Data excerpted from a collection

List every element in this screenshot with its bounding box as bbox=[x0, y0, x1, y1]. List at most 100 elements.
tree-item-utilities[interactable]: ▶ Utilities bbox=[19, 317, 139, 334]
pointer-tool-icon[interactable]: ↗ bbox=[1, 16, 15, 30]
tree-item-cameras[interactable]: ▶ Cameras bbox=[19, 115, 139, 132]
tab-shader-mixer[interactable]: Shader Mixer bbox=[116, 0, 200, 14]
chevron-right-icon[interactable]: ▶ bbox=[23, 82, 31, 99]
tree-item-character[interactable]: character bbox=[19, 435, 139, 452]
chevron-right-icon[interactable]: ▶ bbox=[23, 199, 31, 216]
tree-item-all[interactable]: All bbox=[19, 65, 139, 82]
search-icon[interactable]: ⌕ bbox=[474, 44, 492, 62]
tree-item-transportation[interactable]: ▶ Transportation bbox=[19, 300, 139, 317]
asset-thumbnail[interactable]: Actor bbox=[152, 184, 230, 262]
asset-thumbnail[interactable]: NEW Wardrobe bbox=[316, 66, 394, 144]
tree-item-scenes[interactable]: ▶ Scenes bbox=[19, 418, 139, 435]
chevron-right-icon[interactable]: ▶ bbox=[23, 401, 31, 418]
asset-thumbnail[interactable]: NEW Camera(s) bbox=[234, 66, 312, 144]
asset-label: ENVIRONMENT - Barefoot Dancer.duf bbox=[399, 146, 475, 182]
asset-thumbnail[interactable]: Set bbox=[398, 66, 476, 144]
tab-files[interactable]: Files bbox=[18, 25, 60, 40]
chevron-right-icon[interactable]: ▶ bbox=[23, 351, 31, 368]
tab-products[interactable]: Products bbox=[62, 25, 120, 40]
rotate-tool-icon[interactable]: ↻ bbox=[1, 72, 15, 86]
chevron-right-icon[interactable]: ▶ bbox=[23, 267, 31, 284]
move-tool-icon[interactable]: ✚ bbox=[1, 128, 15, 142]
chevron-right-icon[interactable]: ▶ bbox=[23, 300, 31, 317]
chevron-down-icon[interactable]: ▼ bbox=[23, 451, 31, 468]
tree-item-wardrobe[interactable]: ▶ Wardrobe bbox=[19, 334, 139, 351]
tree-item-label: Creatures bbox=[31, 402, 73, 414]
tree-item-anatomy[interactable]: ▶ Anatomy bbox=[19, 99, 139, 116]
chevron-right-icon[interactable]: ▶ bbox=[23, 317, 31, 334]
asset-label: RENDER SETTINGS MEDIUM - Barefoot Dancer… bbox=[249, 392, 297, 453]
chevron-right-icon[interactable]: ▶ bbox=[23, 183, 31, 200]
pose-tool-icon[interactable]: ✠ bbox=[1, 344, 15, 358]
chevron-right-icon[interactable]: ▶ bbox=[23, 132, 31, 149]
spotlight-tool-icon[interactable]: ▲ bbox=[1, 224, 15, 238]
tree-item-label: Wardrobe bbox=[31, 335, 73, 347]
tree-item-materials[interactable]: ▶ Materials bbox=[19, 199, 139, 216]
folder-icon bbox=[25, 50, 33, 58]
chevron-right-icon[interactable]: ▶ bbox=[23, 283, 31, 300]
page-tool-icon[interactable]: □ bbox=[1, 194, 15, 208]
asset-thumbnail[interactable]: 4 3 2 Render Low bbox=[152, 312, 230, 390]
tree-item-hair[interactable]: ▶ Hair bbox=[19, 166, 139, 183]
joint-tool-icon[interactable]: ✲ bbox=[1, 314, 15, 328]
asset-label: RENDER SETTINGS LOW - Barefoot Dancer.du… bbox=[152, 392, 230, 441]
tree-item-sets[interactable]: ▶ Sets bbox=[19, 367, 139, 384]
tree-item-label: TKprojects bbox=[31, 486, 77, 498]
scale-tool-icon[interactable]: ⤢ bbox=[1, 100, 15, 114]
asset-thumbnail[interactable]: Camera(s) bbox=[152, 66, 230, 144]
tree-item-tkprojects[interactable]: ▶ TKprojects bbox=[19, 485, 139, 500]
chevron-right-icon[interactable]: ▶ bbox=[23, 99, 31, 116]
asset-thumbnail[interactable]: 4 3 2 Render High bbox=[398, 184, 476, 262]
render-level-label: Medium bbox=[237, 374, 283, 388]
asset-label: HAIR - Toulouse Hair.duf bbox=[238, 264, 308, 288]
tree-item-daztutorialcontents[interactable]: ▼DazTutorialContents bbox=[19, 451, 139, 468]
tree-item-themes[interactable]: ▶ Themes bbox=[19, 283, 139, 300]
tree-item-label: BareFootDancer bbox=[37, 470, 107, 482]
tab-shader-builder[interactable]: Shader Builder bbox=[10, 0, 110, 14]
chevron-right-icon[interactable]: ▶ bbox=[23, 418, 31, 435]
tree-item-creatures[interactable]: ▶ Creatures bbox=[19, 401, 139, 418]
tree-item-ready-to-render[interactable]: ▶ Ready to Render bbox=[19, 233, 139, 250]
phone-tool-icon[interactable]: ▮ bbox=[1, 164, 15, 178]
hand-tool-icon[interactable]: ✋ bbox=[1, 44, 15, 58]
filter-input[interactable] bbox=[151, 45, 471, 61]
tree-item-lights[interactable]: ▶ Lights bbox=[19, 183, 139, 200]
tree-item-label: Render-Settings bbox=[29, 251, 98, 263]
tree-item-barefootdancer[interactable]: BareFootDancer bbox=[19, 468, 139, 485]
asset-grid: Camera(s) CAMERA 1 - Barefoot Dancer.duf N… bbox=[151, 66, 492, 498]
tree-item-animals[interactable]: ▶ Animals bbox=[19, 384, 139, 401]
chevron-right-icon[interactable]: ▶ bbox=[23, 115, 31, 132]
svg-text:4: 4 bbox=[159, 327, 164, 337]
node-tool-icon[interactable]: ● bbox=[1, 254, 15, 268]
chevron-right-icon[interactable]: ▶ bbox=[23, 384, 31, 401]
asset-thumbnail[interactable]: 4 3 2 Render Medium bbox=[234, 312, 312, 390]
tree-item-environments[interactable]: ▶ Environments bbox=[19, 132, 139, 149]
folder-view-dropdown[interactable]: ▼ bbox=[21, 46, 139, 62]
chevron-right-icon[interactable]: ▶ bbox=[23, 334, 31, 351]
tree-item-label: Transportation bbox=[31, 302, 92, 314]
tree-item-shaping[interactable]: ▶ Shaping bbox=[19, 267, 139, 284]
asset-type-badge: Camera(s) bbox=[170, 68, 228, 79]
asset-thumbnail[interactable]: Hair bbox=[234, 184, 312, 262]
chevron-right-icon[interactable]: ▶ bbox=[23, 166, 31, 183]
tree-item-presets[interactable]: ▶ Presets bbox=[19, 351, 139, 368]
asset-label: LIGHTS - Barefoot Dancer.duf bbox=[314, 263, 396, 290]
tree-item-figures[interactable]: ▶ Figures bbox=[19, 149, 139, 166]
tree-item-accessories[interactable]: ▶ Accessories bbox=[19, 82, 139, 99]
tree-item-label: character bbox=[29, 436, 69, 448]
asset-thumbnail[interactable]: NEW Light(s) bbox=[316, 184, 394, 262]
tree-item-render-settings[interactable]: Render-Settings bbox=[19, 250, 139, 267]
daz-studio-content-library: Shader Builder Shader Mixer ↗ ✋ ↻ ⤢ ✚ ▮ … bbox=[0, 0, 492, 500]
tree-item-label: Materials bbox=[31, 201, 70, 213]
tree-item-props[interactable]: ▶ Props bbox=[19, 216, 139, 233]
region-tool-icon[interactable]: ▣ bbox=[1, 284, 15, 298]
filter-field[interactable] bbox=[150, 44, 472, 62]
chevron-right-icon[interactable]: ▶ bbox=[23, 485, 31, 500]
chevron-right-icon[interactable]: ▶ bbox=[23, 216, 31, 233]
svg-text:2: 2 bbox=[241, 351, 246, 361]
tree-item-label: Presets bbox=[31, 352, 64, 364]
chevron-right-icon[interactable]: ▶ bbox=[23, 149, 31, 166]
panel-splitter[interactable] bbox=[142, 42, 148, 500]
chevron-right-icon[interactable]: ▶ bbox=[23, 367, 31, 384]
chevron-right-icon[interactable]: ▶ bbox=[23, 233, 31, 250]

> The problem:
Please recast the data as a Markdown table with the columns "Row" and "Line," covering only the part from the start of the data through the line containing "tree-item-scenes[interactable]: ▶ Scenes", both ends included. Number each line in Row, put its text in Line, and leave out blank lines.

> Full response:
| Row | Line |
|---|---|
| 1 | List every element in this screenshot with its bounding box as bbox=[x0, y0, x1, y1]. List at most 100 elements. |
| 2 | tree-item-utilities[interactable]: ▶ Utilities bbox=[19, 317, 139, 334] |
| 3 | pointer-tool-icon[interactable]: ↗ bbox=[1, 16, 15, 30] |
| 4 | tree-item-cameras[interactable]: ▶ Cameras bbox=[19, 115, 139, 132] |
| 5 | tab-shader-mixer[interactable]: Shader Mixer bbox=[116, 0, 200, 14] |
| 6 | chevron-right-icon[interactable]: ▶ bbox=[23, 82, 31, 99] |
| 7 | tree-item-character[interactable]: character bbox=[19, 435, 139, 452] |
| 8 | chevron-right-icon[interactable]: ▶ bbox=[23, 199, 31, 216] |
| 9 | tree-item-all[interactable]: All bbox=[19, 65, 139, 82] |
| 10 | search-icon[interactable]: ⌕ bbox=[474, 44, 492, 62] |
| 11 | tree-item-transportation[interactable]: ▶ Transportation bbox=[19, 300, 139, 317] |
| 12 | asset-thumbnail[interactable]: Actor bbox=[152, 184, 230, 262] |
| 13 | asset-thumbnail[interactable]: NEW Wardrobe bbox=[316, 66, 394, 144] |
| 14 | tree-item-scenes[interactable]: ▶ Scenes bbox=[19, 418, 139, 435] |